● EXTRACT PROVIDED
┌────────

Experience with PC monitors has given some entrepreneurs the impetus to make televisions. William Wang, the former head of Princeton Graphics, began V in 2003. V employs just 28 workers in the United States, using contractors in Asia to assemble plasma and LCD displays.
The company sells televisions in such stores as Costco, where its 42-inch plasma HDTV is priced at $2,500. Models of the same size from Panasonic and Sony typically cost $4,000 to $4,500.
About the same time that Wang created V, Doug Woo, his former colleague at Princeton Graphics, started his own company and licensed the Westinghouse name from its owner, Viacom.
"Younger people know the Westinghouse brand," Woo said. "They have a vague recollection of it; they don't know what the brand does. But under-35-year-olds are now beginning to recognize it as a TV brand."
Westinghouse has positioned itself as one of the least expensive suppliers of LCD televisions. During the holiday season, it cut the price of its 30-inch model to $1,700, 23 percent less than in the summer. Today the model is available for $1,500 at such retailers as Best Buy and Amazon.com. The same-size set from Philips is priced $400 higher. "Today our major benefit is pricing," Woo said. "That's how we'll become a major player. We're not ashamed of that."
Westinghouse Digital has formed a partnership with CMO in Taiwan, its sole supplier of displays. "This relationship is the bedrock of our company's future," Wang said. "We source only from them. We can release products in sync with their supply, and we can take advantage of whatever cost efficiencies there are, and bring lower costs to the street really quickly."
And because these new start-up manufacturers are selling in small volumes, they are able to ship merchandise soon after they buy it.
"They offer an attractive time to market," said Ross Young, president of DisplaySearch. By ordering 50,000 units, a company can receive a shipment soon after payment, keeping prices in line with costs. "Sony's December product could have been paid for in June," Young said, when parts prices were higher.
Danger for profits
Sony recently cited rapidly falling flat-panel TV prices as one reason its consumer electronics division's operating income dropped in the third quarter.
Yet there is the danger that if low-cost brands do gain significant market share, the larger players, with deeper pockets, will reduce prices to compete.

└────────

● STORED DATA

┌────────

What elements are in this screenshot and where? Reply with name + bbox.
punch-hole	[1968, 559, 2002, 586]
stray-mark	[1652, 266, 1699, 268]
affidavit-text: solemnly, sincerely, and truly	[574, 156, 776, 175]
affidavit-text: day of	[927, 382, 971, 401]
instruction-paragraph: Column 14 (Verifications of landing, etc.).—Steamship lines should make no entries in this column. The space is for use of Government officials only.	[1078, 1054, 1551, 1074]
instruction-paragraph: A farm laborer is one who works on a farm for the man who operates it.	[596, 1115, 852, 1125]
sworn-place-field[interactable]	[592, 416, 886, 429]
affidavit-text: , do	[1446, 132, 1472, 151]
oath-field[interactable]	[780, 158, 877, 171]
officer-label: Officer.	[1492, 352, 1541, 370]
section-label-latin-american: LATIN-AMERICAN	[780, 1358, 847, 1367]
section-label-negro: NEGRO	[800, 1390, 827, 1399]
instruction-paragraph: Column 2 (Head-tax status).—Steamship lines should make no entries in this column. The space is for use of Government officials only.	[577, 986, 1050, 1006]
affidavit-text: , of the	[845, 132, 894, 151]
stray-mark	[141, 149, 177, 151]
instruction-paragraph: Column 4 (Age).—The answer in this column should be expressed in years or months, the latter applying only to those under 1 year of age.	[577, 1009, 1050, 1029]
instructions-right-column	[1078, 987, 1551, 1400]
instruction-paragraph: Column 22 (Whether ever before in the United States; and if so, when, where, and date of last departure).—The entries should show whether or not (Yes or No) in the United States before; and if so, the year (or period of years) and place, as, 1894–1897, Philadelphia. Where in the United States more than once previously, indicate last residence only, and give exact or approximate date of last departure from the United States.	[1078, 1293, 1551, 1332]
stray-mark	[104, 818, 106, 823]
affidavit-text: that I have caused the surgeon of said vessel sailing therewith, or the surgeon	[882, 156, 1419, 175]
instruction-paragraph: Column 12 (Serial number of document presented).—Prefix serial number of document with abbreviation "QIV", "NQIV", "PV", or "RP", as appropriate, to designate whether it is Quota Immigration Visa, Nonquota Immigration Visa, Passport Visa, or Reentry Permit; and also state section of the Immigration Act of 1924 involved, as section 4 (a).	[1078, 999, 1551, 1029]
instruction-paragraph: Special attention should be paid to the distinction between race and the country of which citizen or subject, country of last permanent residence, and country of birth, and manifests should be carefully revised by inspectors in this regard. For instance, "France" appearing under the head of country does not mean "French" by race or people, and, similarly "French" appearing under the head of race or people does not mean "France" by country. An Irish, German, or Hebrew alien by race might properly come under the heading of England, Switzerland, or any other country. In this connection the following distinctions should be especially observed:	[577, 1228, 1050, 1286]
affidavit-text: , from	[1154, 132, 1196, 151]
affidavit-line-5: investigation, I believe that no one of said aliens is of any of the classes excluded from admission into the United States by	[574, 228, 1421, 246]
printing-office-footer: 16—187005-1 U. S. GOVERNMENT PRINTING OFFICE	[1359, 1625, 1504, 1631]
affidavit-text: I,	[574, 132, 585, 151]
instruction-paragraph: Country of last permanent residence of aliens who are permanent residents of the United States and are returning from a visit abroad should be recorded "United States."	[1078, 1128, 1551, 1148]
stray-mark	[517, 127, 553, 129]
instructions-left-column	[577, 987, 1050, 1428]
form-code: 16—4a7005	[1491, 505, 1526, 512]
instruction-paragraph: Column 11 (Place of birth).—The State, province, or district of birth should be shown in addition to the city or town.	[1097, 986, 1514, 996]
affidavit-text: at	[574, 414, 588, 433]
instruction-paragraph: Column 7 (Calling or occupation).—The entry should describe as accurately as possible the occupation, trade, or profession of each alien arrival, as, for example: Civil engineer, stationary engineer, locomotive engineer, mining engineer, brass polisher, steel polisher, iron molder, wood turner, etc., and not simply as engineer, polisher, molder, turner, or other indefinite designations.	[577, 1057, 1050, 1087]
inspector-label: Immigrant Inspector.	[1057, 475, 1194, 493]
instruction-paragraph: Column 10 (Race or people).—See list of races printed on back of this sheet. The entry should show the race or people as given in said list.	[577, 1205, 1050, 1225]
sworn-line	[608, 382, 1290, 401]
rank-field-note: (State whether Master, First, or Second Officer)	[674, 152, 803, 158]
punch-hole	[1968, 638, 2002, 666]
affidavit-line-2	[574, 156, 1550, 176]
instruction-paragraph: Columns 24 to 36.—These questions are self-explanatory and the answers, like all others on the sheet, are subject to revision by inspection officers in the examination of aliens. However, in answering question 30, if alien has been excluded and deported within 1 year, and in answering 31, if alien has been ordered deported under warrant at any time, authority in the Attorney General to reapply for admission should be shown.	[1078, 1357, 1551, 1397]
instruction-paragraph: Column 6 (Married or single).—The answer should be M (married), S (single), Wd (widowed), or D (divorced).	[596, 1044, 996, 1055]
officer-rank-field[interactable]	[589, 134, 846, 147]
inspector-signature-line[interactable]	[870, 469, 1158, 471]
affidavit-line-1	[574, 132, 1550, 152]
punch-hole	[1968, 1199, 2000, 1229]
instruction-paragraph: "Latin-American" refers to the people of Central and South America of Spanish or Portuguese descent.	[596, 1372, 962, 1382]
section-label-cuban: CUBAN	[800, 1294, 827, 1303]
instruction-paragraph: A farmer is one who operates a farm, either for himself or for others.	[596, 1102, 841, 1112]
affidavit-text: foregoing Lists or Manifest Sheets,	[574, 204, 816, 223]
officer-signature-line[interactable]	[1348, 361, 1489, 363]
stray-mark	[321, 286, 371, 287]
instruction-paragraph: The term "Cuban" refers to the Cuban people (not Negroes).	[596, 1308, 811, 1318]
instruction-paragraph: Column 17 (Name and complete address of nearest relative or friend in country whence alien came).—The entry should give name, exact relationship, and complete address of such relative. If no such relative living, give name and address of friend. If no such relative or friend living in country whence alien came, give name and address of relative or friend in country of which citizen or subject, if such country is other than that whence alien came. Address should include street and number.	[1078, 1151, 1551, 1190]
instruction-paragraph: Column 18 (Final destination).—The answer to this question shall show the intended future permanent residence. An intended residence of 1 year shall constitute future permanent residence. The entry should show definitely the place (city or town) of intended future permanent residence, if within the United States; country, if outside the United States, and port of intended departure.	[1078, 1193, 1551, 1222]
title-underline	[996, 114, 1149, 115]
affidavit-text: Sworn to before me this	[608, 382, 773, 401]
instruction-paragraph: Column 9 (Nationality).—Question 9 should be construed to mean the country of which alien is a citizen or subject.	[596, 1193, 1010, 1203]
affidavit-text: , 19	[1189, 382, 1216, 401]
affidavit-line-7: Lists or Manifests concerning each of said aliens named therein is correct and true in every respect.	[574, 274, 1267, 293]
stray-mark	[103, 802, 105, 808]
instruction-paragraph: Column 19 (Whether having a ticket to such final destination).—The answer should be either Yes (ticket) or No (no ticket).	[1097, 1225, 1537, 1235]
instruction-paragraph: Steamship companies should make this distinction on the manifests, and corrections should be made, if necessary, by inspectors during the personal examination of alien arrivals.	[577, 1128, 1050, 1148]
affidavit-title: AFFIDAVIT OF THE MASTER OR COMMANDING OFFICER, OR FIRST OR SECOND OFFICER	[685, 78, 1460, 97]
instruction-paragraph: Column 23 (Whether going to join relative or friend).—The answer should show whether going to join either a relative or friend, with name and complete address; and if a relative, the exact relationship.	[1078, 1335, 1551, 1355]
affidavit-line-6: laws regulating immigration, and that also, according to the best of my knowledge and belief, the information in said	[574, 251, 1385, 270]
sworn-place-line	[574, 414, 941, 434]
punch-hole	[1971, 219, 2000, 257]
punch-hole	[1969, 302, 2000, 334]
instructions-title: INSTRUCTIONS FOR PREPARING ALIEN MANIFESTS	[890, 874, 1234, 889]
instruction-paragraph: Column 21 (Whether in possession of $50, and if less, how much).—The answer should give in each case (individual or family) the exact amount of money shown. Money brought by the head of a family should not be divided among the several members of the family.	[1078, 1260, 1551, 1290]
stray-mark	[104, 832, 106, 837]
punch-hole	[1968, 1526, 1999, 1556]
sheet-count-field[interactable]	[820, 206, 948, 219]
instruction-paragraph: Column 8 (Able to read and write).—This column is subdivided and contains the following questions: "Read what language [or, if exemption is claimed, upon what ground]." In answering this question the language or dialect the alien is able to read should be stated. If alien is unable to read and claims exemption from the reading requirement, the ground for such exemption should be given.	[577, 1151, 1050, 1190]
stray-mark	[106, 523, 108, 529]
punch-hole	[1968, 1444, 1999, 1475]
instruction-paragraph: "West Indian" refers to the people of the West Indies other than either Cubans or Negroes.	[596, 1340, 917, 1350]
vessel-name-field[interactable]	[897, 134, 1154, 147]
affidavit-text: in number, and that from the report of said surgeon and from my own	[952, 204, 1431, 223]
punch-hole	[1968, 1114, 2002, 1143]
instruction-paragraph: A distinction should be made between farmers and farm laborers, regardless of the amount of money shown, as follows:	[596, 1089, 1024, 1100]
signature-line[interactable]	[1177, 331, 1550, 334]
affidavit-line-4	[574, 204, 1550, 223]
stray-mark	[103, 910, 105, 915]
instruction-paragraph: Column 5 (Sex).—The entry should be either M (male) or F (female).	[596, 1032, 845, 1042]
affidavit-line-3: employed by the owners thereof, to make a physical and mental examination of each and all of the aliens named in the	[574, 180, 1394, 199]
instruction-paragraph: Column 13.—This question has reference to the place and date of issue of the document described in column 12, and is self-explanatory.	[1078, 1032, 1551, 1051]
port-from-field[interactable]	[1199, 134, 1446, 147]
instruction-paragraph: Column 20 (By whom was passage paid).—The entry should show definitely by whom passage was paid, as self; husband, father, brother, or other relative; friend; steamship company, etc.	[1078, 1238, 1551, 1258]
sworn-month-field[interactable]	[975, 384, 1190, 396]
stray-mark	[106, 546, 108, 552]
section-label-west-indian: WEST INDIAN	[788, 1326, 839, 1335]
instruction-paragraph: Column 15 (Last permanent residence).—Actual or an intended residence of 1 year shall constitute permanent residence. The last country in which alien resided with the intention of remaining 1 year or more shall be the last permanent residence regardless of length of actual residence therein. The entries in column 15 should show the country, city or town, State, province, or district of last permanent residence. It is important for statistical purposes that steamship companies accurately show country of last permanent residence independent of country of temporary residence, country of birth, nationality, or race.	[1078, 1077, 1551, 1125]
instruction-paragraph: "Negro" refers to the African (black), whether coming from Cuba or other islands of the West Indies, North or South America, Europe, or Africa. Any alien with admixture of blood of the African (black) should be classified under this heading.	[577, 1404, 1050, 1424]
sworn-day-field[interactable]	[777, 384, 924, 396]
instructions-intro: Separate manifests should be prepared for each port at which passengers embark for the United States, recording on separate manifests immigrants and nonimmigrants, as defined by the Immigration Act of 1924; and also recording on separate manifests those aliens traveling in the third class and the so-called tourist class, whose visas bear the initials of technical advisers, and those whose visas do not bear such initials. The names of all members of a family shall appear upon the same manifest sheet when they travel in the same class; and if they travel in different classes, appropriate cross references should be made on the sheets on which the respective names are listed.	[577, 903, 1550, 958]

└────────

● PROBLEM DETAILS
Transcribe the part of the excerpt on low-cost flat-panel TV makers starting with "About the same" and going on through "its owner, Viacom.".

● TASK ANSWER
About the same time that Wang created V, Doug Woo, his former colleague at Princeton Graphics, started his own company and licensed the Westinghouse name from its owner, Viacom.